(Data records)

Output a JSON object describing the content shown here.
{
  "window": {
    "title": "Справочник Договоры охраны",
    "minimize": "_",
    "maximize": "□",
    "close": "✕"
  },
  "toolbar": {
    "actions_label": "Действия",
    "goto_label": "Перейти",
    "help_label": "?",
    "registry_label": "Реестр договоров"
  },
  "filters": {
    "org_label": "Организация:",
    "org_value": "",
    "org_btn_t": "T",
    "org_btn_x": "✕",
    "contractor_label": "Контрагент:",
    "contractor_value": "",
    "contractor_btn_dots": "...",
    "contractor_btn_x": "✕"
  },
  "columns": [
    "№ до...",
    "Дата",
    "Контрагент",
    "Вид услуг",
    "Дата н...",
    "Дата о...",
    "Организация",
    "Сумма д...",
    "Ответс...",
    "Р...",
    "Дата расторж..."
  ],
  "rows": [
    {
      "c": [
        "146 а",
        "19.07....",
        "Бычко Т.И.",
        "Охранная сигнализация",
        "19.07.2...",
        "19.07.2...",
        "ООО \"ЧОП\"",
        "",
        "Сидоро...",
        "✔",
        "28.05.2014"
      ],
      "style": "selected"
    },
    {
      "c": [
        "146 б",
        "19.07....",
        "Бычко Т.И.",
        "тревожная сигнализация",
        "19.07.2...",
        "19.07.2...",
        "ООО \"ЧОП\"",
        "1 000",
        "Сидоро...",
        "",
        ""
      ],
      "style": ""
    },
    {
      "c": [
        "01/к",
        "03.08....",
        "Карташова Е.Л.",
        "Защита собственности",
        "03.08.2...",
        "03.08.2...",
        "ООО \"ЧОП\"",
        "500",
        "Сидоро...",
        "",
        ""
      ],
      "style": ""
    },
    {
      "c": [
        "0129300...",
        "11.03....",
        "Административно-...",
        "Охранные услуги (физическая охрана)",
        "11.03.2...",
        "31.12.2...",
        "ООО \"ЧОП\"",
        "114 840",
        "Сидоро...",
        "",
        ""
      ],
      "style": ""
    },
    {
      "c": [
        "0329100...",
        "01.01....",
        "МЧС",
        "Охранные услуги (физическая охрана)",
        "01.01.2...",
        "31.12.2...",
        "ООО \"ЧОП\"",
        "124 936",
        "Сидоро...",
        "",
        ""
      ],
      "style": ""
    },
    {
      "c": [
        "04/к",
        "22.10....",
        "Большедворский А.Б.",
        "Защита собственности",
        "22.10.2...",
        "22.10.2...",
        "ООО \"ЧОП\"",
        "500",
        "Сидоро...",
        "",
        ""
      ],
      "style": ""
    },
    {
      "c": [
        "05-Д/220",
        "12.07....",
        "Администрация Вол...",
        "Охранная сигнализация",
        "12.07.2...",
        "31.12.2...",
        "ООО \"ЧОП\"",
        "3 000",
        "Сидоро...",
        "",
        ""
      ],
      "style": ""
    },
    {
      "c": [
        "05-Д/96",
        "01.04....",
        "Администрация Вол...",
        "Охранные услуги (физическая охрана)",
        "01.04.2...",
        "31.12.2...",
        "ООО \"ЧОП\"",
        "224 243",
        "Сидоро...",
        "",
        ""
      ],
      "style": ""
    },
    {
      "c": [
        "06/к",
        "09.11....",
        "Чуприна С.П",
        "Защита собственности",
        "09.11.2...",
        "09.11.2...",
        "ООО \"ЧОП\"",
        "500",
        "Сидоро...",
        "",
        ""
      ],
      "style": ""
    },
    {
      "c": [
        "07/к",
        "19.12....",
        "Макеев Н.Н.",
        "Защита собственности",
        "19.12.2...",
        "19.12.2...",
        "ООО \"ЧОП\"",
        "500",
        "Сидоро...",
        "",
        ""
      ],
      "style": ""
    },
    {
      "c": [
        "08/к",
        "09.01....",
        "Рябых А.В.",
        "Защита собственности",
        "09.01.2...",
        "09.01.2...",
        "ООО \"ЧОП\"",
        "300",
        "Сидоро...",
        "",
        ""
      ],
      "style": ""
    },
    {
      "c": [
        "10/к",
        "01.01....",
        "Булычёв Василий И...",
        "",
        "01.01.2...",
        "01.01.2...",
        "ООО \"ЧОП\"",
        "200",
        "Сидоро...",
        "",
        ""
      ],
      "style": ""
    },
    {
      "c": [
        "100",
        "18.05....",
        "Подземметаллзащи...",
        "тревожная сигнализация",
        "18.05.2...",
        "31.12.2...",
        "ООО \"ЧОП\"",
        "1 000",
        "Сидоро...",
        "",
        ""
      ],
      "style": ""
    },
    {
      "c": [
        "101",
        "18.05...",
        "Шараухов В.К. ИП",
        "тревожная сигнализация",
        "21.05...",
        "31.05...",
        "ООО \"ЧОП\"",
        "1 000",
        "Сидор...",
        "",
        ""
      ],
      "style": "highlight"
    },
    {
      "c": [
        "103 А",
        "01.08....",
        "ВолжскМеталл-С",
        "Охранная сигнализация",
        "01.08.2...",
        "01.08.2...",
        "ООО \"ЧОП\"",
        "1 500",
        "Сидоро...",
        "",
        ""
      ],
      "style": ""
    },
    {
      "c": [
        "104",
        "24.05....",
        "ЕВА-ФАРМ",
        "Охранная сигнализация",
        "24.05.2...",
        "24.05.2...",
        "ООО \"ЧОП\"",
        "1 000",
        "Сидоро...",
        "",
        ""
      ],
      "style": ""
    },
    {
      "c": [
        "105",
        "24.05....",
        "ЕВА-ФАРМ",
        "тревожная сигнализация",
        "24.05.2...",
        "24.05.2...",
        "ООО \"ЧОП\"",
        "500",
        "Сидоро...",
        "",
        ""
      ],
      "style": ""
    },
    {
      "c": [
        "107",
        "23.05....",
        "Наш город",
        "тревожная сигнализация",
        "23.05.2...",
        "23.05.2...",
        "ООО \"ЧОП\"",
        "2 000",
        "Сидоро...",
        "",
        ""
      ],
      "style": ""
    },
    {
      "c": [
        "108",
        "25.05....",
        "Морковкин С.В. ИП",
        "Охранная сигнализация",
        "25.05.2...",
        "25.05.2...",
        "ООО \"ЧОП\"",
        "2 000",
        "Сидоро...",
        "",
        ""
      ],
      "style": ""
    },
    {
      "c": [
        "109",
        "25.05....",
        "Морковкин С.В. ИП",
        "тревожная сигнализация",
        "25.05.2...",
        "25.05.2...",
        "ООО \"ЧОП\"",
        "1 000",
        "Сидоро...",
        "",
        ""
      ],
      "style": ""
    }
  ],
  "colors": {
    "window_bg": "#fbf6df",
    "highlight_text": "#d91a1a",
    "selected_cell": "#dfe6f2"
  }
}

__BRIEF__
The answer is a single number: how many lines include the word "Организация"?

__OUTPUT FOR THIS EXERCISE__
2